--- Supplied data ---
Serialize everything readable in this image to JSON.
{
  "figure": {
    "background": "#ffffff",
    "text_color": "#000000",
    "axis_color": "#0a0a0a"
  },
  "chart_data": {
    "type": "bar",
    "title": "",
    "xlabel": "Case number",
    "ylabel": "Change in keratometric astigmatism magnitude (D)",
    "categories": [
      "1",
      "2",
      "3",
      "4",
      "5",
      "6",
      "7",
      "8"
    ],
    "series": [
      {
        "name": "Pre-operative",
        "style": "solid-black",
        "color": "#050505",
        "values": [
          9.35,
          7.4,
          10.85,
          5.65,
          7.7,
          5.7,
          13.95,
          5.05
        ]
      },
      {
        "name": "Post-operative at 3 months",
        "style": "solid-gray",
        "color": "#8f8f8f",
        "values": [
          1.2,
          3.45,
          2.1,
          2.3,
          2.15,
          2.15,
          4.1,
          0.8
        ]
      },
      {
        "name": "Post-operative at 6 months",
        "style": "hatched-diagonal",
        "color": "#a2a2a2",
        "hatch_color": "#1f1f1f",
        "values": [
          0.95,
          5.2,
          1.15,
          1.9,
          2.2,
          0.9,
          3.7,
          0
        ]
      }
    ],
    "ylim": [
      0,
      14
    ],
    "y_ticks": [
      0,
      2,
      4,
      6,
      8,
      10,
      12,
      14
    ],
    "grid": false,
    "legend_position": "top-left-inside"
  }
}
* * *
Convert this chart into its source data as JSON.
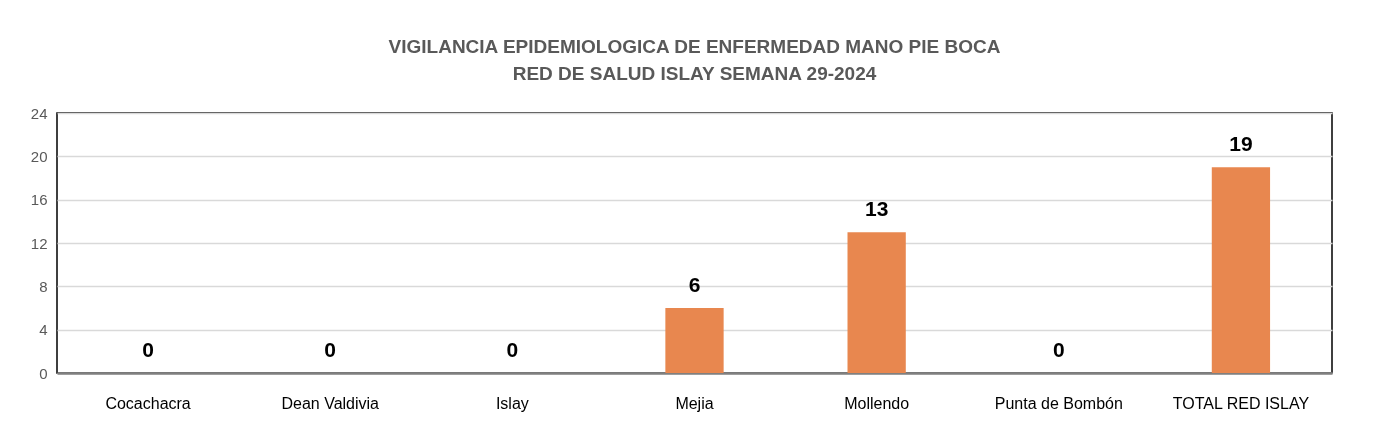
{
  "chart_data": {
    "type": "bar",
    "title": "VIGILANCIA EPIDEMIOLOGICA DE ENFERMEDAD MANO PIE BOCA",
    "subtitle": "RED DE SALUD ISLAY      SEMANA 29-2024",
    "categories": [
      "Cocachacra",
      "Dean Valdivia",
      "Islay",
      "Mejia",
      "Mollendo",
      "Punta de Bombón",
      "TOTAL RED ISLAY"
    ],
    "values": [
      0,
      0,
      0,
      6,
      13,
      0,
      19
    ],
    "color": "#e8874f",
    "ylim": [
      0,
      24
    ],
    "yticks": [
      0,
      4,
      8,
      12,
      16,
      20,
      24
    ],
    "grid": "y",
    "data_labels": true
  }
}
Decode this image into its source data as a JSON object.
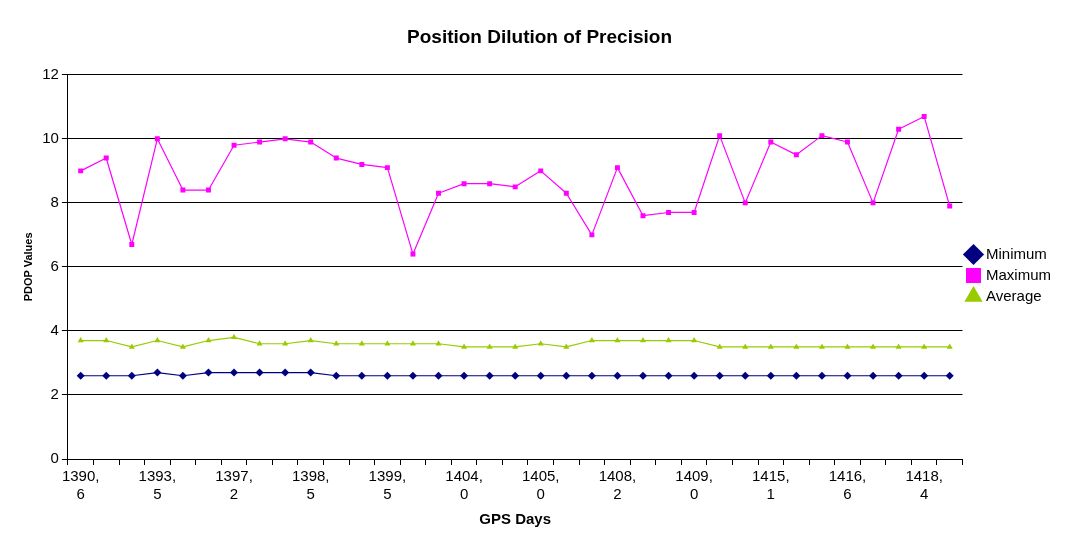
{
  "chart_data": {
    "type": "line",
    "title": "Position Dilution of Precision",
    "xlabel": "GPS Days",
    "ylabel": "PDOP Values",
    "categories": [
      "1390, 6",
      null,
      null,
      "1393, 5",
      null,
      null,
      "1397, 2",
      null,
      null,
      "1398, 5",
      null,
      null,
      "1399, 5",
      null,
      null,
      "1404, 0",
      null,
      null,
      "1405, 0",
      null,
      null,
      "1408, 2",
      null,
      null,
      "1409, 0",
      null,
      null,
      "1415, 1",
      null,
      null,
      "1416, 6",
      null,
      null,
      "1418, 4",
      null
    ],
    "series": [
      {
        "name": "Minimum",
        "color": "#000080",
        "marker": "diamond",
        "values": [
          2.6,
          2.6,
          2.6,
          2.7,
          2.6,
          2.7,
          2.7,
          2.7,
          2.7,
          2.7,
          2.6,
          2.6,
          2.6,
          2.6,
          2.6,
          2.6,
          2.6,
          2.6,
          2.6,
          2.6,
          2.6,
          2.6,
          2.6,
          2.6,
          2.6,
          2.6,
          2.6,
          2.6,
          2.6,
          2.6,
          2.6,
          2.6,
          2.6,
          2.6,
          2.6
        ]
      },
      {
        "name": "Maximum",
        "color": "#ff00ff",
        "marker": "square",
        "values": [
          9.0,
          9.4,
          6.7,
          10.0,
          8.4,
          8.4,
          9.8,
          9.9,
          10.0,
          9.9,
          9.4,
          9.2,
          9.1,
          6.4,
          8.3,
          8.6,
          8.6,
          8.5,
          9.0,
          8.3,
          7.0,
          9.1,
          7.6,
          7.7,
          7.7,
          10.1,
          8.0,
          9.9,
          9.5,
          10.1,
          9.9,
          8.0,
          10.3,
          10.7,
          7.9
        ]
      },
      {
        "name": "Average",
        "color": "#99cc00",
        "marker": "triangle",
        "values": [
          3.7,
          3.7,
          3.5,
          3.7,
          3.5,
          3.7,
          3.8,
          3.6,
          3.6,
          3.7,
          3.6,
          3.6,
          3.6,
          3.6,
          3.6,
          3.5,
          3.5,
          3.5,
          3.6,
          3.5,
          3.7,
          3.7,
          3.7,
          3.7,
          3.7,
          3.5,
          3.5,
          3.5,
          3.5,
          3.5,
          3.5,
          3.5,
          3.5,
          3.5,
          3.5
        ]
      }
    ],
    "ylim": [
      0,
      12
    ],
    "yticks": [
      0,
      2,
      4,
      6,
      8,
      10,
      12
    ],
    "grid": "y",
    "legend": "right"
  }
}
--
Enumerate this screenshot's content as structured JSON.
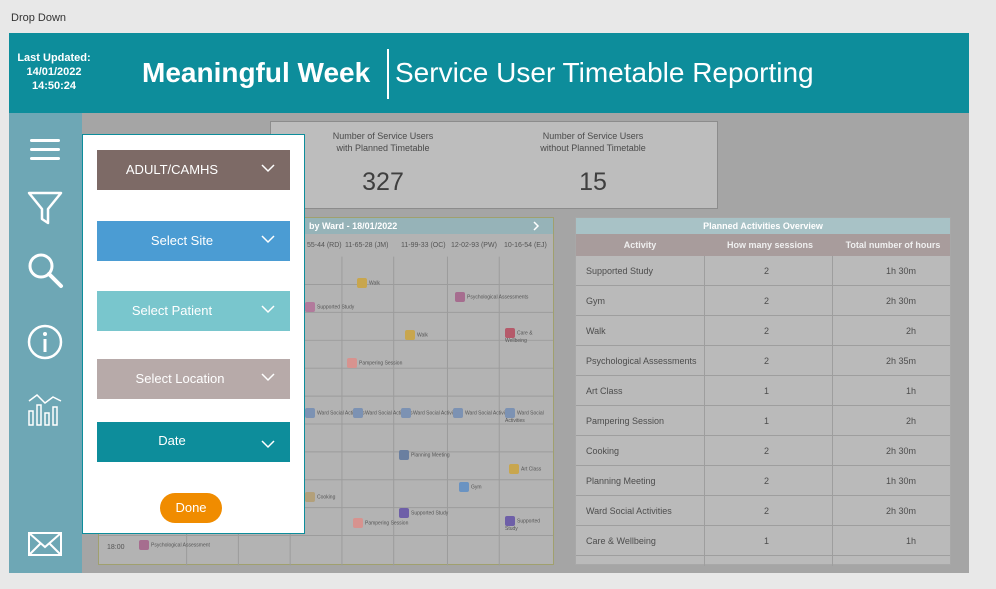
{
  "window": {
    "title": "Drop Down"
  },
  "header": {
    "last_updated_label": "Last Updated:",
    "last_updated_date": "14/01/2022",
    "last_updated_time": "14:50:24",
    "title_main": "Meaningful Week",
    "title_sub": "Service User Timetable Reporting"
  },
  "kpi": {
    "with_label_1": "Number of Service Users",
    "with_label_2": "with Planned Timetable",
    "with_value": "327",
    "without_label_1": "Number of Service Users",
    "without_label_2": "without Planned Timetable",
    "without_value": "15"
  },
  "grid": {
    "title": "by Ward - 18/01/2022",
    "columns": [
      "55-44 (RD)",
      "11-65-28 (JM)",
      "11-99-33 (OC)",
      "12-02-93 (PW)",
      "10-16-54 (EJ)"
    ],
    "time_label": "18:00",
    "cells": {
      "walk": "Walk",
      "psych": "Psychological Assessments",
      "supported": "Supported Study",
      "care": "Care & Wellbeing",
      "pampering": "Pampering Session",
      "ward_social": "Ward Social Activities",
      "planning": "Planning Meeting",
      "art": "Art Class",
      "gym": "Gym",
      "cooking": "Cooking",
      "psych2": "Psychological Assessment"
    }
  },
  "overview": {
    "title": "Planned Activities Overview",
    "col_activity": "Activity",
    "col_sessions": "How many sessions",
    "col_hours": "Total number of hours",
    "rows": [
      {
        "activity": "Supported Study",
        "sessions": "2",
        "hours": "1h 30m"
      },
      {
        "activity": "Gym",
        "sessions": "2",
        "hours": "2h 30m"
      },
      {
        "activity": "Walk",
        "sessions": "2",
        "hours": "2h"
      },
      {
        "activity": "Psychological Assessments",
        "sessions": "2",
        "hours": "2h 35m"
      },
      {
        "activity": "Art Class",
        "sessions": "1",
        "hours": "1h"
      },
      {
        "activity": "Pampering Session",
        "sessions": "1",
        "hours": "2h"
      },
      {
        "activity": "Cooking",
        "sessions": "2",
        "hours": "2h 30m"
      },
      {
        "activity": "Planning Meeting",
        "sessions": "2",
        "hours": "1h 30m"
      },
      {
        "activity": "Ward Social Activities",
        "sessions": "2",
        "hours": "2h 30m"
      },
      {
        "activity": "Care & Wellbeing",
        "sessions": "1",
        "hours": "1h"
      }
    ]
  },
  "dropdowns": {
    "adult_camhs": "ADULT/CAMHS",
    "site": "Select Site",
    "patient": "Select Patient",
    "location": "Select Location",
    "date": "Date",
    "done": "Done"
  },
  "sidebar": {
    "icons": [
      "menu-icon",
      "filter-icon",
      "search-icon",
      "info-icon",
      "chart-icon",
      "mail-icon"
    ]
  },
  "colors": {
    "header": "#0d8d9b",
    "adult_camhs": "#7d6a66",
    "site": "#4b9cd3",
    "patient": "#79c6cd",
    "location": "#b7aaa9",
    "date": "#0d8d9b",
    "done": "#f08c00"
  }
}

--- Given instruction ---
Copy out every line from the data above that has "Social" in it.

--- Answer to this exercise ---
      "ward_social": "Ward Social Activities",
        "activity": "Ward Social Activities",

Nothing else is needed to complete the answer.